** Start of Records supplied **

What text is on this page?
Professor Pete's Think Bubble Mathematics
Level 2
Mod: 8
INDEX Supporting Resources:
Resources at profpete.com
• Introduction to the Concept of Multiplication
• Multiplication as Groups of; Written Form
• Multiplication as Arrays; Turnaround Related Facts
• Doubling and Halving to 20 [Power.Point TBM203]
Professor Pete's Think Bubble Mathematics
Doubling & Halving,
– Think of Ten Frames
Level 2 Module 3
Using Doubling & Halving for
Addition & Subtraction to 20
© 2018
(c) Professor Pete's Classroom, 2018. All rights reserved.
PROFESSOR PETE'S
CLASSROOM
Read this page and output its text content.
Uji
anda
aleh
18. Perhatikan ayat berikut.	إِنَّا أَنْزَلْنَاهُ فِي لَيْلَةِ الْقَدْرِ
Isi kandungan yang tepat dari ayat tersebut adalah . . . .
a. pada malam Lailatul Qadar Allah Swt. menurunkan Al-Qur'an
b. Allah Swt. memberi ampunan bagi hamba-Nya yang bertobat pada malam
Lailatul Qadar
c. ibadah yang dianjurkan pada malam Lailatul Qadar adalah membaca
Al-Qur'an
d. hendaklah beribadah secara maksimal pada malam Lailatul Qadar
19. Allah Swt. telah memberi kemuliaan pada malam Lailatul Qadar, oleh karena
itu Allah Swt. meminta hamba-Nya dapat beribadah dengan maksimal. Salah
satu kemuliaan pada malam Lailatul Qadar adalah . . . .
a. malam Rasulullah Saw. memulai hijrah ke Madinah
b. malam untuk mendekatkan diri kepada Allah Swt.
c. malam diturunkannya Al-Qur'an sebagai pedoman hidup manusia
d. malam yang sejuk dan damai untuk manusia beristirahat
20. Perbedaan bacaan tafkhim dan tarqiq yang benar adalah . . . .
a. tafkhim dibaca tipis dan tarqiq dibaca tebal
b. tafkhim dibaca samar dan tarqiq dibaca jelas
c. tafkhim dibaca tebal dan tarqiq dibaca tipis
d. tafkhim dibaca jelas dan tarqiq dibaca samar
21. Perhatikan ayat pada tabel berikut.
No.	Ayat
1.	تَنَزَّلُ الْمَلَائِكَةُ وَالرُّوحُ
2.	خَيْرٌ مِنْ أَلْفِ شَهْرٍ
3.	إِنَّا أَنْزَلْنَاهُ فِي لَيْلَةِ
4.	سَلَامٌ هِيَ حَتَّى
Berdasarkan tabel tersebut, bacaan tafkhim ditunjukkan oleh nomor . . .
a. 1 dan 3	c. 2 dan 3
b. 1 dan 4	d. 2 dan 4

** End of Records supplied **
** Start of Records supplied **

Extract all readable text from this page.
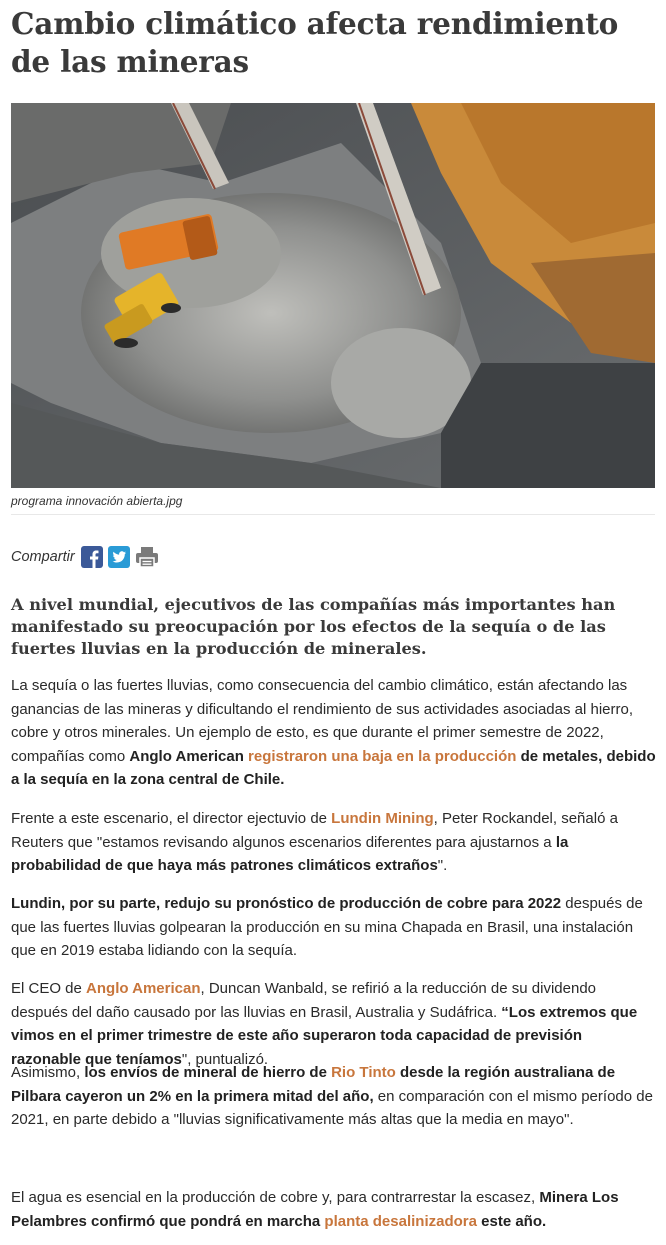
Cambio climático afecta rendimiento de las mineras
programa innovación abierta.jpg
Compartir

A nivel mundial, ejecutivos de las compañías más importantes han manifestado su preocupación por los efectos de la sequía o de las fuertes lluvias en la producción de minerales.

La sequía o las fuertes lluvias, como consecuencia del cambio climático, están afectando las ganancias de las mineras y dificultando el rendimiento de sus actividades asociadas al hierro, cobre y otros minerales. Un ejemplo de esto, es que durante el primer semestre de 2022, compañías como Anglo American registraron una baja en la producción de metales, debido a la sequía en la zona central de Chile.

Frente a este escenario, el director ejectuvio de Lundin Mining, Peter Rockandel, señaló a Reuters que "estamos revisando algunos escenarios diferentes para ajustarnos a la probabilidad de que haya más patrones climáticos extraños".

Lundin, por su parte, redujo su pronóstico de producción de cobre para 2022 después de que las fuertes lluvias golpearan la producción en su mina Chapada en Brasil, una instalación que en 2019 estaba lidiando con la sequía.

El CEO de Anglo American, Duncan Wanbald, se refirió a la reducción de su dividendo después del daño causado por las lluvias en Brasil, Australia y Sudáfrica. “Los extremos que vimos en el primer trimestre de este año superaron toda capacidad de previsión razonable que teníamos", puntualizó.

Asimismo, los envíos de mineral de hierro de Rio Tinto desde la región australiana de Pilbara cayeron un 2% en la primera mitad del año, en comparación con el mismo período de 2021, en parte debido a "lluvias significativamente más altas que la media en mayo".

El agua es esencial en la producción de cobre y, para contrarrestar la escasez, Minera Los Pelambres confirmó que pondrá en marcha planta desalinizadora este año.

** End of Records supplied **

_Short problem_: Where a line in the material above holds "tafkhim", copy that line.

_Written reply_:
20. Perbedaan bacaan tafkhim dan tarqiq yang benar adalah . . . .
a. tafkhim dibaca tipis dan tarqiq dibaca tebal
b. tafkhim dibaca samar dan tarqiq dibaca jelas
c. tafkhim dibaca tebal dan tarqiq dibaca tipis
d. tafkhim dibaca jelas dan tarqiq dibaca samar
Berdasarkan tabel tersebut, bacaan tafkhim ditunjukkan oleh nomor . . .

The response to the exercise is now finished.